Scan the records for the string "Прачытайце"; copy each line where it occurs.
══════
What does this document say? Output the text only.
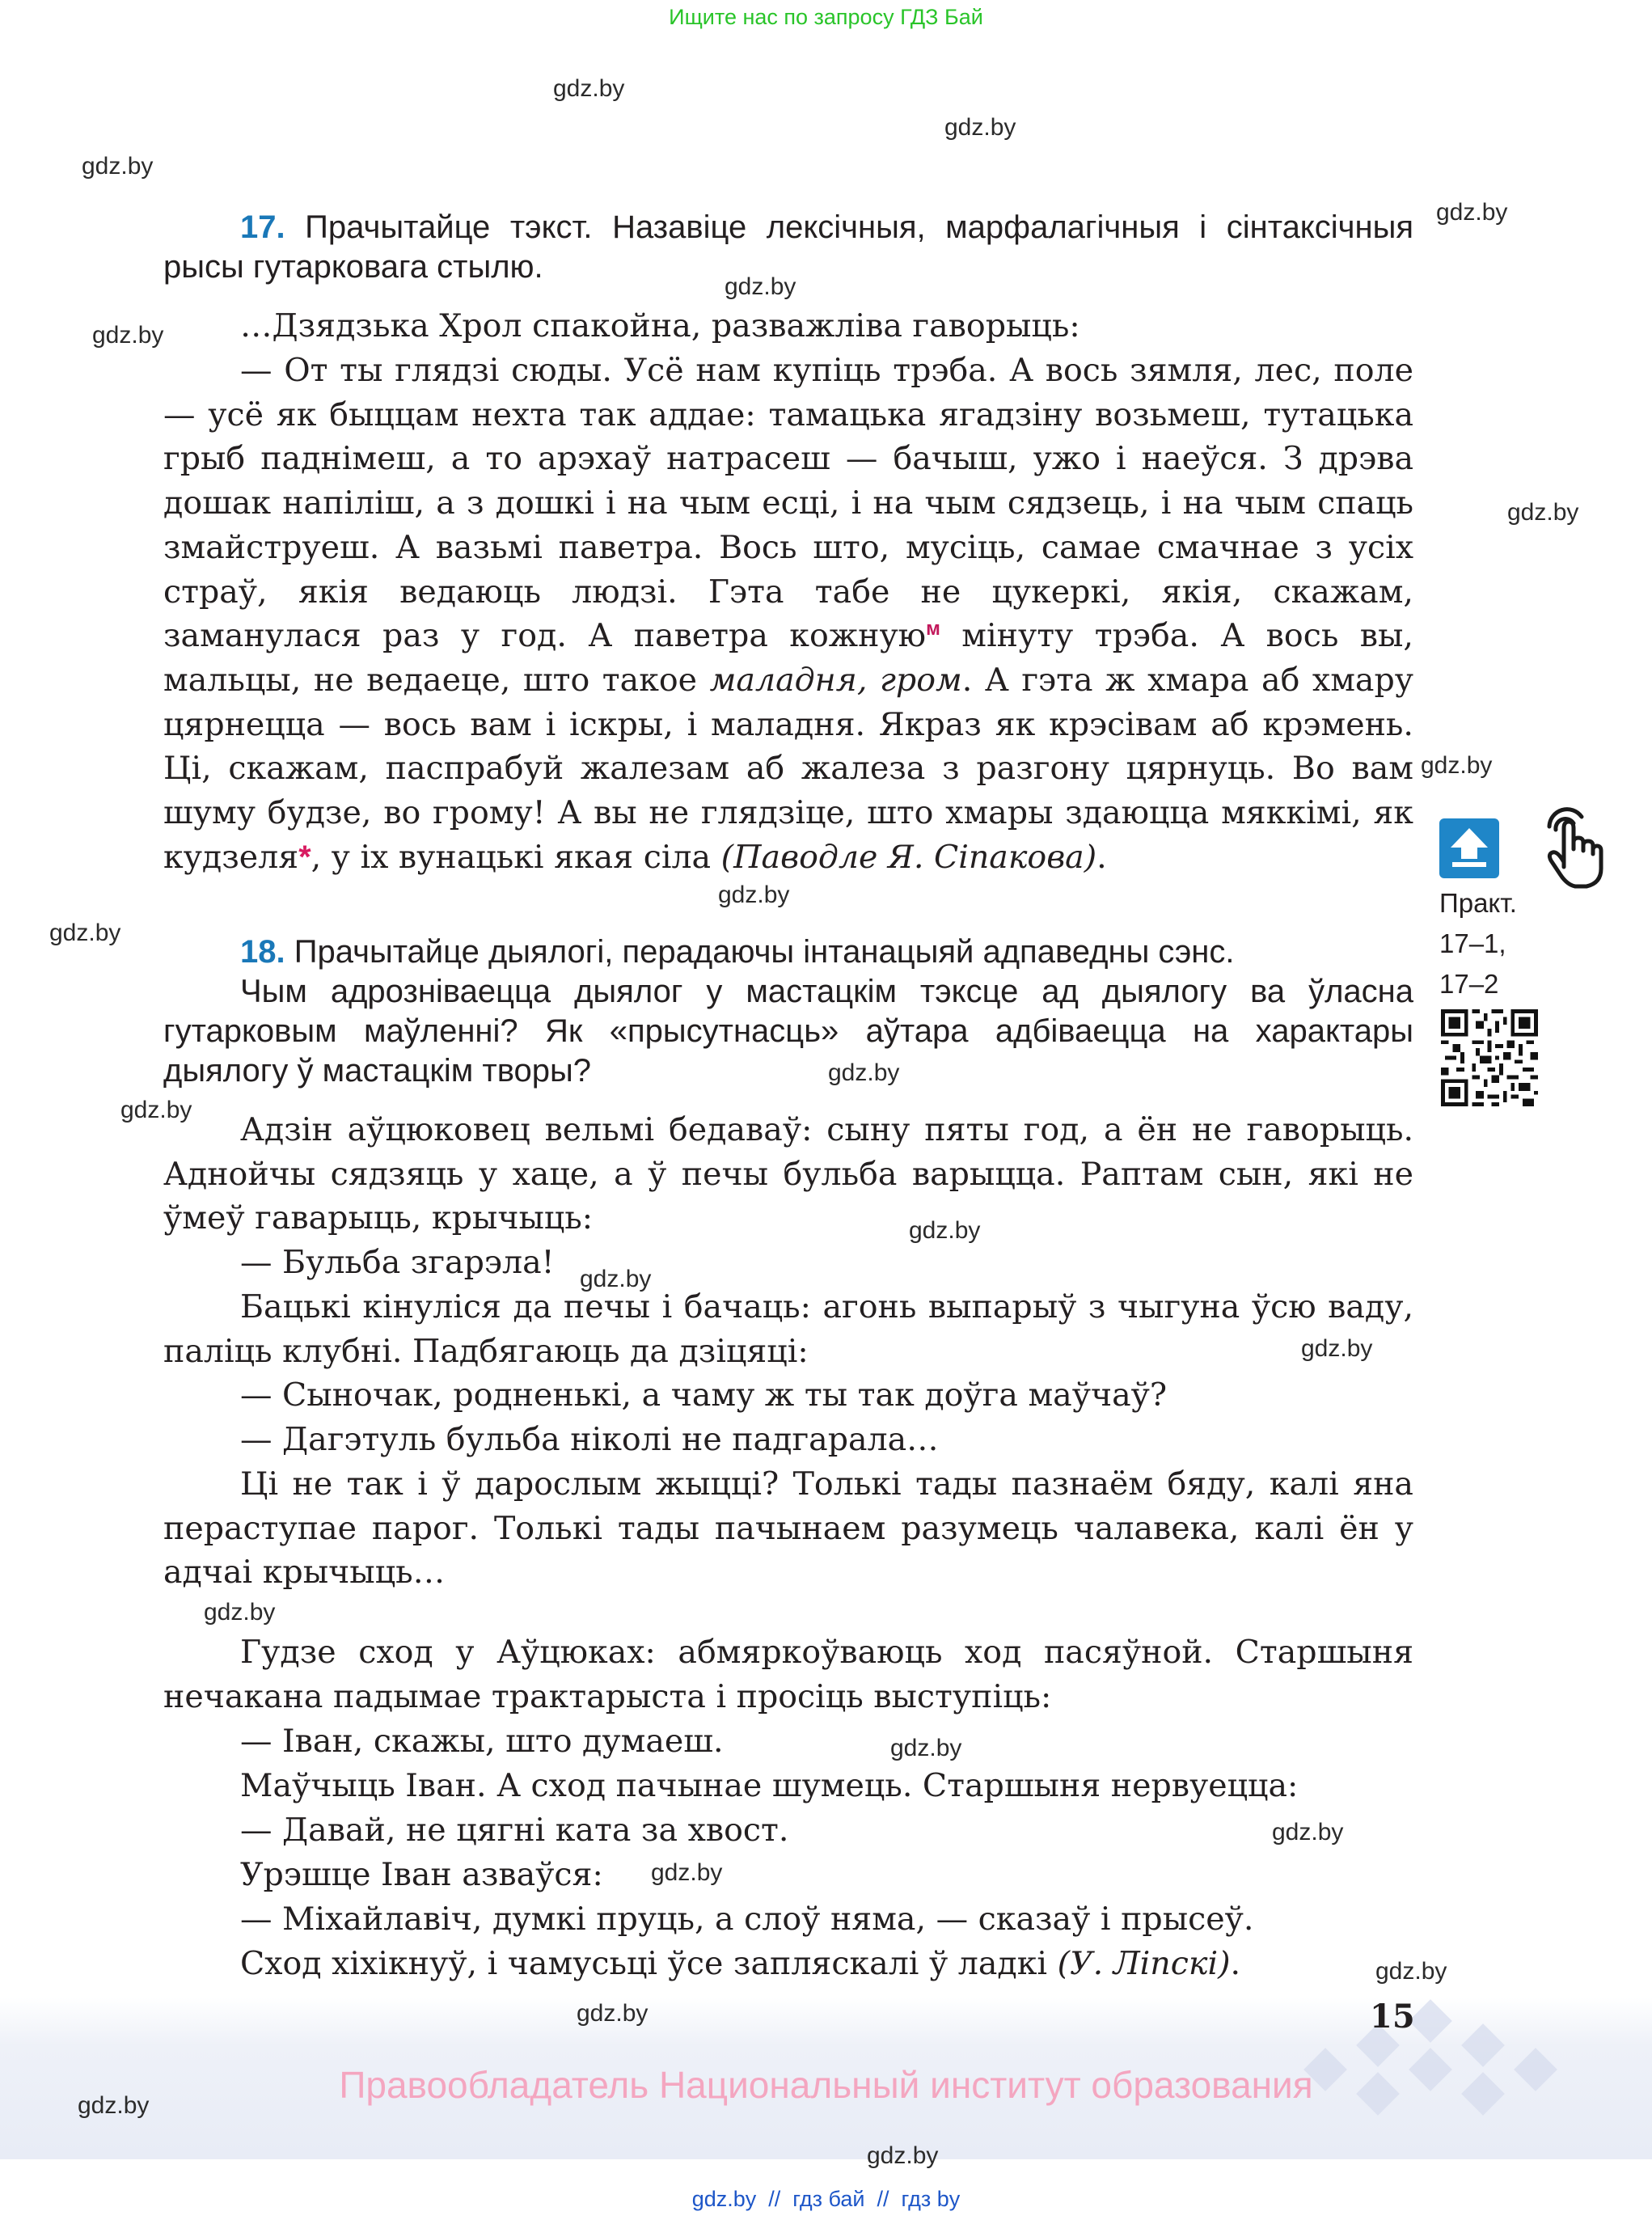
Ищите нас по запросу ГДЗ Бай
17. Прачытайце тэкст. Назавіце лексічныя, марфалагічныя і сінтаксічныя рысы гутарковага стылю.
…Дзядзька Хрол спакойна, разважліва гаворыць:
— От ты глядзі сюды. Усё нам купіць трэба. А вось зямля, лес, поле — усё як быццам нехта так аддае: тамацька ягадзіну возьмеш, тутацька грыб паднімеш, а то арэхаў натрасеш — бачыш, ужо і наеўся. З дрэва дошак напіліш, а з дошкі і на чым есці, і на чым сядзець, і на чым спаць змайструеш. А вазьмі паветра. Вось што, мусіць, самае смачнае з усіх страў, якія ведаюць людзі. Гэта табе не цукеркі, якія, скажам, заманулася раз у год. А паветра кожную$^м$ мінуту трэба. А вось вы, мальцы, не ведаеце, што такое маладня, гром. А гэта ж хмара аб хмару цярнецца — вось вам і іскры, і маладня. Якраз як крэсівам аб крэмень. Ці, скажам, паспрабуй жалезам аб жалеза з разгону цярнуць. Во вам шуму будзе, во грому! А вы не глядзіце, што хмары здаюцца мяккімі, як кудзеля*, у іх вунацькі якая сіла (Паводле Я. Сіпакова).
18. Прачытайце дыялогі, перадаючы інтанацыяй адпаведны сэнс.
Чым адрозніваецца дыялог у мастацкім тэксце ад дыялогу ва ўласна гутарковым маўленні? Як «прысутнасць» аўтара адбіваецца на характары дыялогу ў мастацкім творы?
Адзін аўцюковец вельмі бедаваў: сыну пяты год, а ён не гаворыць. Аднойчы сядзяць у хаце, а ў печы бульба варыцца. Раптам сын, які не ўмеў гаварыць, крычыць:
— Бульба згарэла!
Бацькі кінуліся да печы і бачаць: агонь выпарыў з чыгуна ўсю ваду, паліць клубні. Падбягаюць да дзіцяці:
— Сыночак, родненькі, а чаму ж ты так доўга маўчаў?
— Дагэтуль бульба ніколі не падгарала…
Ці не так і ў дарослым жыцці? Толькі тады пазнаём бяду, калі яна пераступае парог. Толькі тады пачынаем разумець чалавека, калі ён у адчаі крычыць…
Гудзе сход у Аўцюках: абмяркоўваюць ход пасяўной. Старшыня нечакана падымае трактарыста і просіць выступіць:
— Іван, скажы, што думаеш.
Маўчыць Іван. А сход пачынае шумець. Старшыня нервуецца:
— Давай, не цягні ката за хвост.
Урэшце Іван азваўся:
— Міхайлавіч, думкі пруць, а слоў няма, — сказаў і прысеў.
Сход хіхікнуў, і чамусьці ўсе запляскалі ў ладкі (У. Ліпскі).
Практ.
17–1,
17–2
gdz.by
gdz.by
gdz.by
gdz.by
gdz.by
gdz.by
gdz.by
gdz.by
gdz.by
gdz.by
gdz.by
gdz.by
gdz.by
gdz.by
gdz.by
gdz.by
gdz.by
gdz.by
gdz.by
gdz.by
gdz.by
gdz.by
gdz.by
15
Правообладатель Национальный институт образования
gdz.by  //  гдз бай  //  гдз by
══════
- **Full output**
17. Прачытайце тэкст. Назавіце лексічныя, марфалагічныя і сінтаксічныя рысы гутарковага стылю.
18. Прачытайце дыялогі, перадаючы інтанацыяй адпаведны сэнс.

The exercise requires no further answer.